── EXCERPTED DATA ──

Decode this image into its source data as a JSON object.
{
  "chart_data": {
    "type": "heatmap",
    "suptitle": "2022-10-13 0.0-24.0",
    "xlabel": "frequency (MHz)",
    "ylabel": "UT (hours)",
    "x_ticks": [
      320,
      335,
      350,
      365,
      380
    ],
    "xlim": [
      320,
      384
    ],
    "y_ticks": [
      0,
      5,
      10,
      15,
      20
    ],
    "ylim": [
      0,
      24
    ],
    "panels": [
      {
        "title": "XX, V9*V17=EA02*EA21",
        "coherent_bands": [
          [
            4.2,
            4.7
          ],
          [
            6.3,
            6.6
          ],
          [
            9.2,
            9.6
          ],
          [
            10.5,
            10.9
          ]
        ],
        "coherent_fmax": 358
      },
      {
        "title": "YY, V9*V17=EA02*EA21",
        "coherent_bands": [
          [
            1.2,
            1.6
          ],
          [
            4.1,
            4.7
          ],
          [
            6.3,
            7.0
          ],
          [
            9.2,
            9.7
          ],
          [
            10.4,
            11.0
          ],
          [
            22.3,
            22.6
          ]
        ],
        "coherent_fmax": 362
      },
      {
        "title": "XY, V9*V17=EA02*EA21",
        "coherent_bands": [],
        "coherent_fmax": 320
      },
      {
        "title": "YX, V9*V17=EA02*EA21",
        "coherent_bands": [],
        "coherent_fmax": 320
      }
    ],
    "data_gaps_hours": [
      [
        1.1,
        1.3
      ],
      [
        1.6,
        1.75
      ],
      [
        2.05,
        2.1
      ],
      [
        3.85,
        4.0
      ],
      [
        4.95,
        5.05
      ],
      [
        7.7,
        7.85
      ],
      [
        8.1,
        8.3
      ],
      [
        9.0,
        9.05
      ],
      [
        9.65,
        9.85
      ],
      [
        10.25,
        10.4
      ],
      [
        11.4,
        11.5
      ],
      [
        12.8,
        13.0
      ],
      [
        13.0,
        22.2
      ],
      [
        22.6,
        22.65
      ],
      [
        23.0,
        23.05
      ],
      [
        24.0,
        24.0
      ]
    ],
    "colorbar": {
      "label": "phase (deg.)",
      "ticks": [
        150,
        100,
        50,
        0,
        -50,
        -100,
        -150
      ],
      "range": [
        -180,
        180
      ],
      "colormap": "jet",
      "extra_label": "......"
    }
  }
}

───

** REQUIRED WORK **
Please set down all the data word for word.

** RESULT **
Decode this image into its source data as a JSON object.
{
  "chart_data": {
    "type": "heatmap",
    "suptitle": "2022-10-13 0.0-24.0",
    "xlabel": "frequency (MHz)",
    "ylabel": "UT (hours)",
    "x_ticks": [
      320,
      335,
      350,
      365,
      380
    ],
    "xlim": [
      320,
      384
    ],
    "y_ticks": [
      0,
      5,
      10,
      15,
      20
    ],
    "ylim": [
      0,
      24
    ],
    "panels": [
      {
        "title": "XX, V9*V17=EA02*EA21",
        "coherent_bands": [
          [
            4.2,
            4.7
          ],
          [
            6.3,
            6.6
          ],
          [
            9.2,
            9.6
          ],
          [
            10.5,
            10.9
          ]
        ],
        "coherent_fmax": 358
      },
      {
        "title": "YY, V9*V17=EA02*EA21",
        "coherent_bands": [
          [
            1.2,
            1.6
          ],
          [
            4.1,
            4.7
          ],
          [
            6.3,
            7.0
          ],
          [
            9.2,
            9.7
          ],
          [
            10.4,
            11.0
          ],
          [
            22.3,
            22.6
          ]
        ],
        "coherent_fmax": 362
      },
      {
        "title": "XY, V9*V17=EA02*EA21",
        "coherent_bands": [],
        "coherent_fmax": 320
      },
      {
        "title": "YX, V9*V17=EA02*EA21",
        "coherent_bands": [],
        "coherent_fmax": 320
      }
    ],
    "data_gaps_hours": [
      [
        1.1,
        1.3
      ],
      [
        1.6,
        1.75
      ],
      [
        2.05,
        2.1
      ],
      [
        3.85,
        4.0
      ],
      [
        4.95,
        5.05
      ],
      [
        7.7,
        7.85
      ],
      [
        8.1,
        8.3
      ],
      [
        9.0,
        9.05
      ],
      [
        9.65,
        9.85
      ],
      [
        10.25,
        10.4
      ],
      [
        11.4,
        11.5
      ],
      [
        12.8,
        13.0
      ],
      [
        13.0,
        22.2
      ],
      [
        22.6,
        22.65
      ],
      [
        23.0,
        23.05
      ],
      [
        24.0,
        24.0
      ]
    ],
    "colorbar": {
      "label": "phase (deg.)",
      "ticks": [
        150,
        100,
        50,
        0,
        -50,
        -100,
        -150
      ],
      "range": [
        -180,
        180
      ],
      "colormap": "jet",
      "extra_label": "......"
    }
  }
}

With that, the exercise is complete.